> Exercise objective
All lines in which the word "наименовании" occurs are to be extracted.

[Data records]
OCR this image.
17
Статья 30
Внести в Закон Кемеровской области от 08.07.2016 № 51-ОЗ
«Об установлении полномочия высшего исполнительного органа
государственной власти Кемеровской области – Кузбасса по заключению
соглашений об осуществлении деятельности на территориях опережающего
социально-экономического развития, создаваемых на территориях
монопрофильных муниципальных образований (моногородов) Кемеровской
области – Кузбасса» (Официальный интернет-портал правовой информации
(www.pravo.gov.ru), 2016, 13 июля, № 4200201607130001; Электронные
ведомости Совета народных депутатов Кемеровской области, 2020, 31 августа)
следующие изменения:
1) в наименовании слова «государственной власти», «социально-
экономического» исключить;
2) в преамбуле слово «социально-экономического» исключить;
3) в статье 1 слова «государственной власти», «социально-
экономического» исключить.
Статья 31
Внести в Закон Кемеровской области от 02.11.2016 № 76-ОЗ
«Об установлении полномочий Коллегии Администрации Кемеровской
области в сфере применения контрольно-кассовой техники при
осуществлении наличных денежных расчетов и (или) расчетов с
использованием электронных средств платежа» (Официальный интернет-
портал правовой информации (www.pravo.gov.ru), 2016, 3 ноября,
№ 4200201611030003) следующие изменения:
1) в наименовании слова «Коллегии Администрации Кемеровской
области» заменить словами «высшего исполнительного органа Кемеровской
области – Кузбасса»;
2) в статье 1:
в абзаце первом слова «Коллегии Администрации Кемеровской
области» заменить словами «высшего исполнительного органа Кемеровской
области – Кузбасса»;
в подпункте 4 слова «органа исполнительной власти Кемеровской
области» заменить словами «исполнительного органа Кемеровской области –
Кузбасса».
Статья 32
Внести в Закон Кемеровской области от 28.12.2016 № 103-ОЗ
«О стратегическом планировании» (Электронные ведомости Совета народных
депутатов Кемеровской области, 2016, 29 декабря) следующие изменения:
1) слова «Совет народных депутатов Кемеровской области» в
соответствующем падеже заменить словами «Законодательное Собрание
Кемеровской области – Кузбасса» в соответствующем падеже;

> Solution for this exercise
1) в наименовании слова «государственной власти», «социально-
1) в наименовании слова «Коллегии Администрации Кемеровской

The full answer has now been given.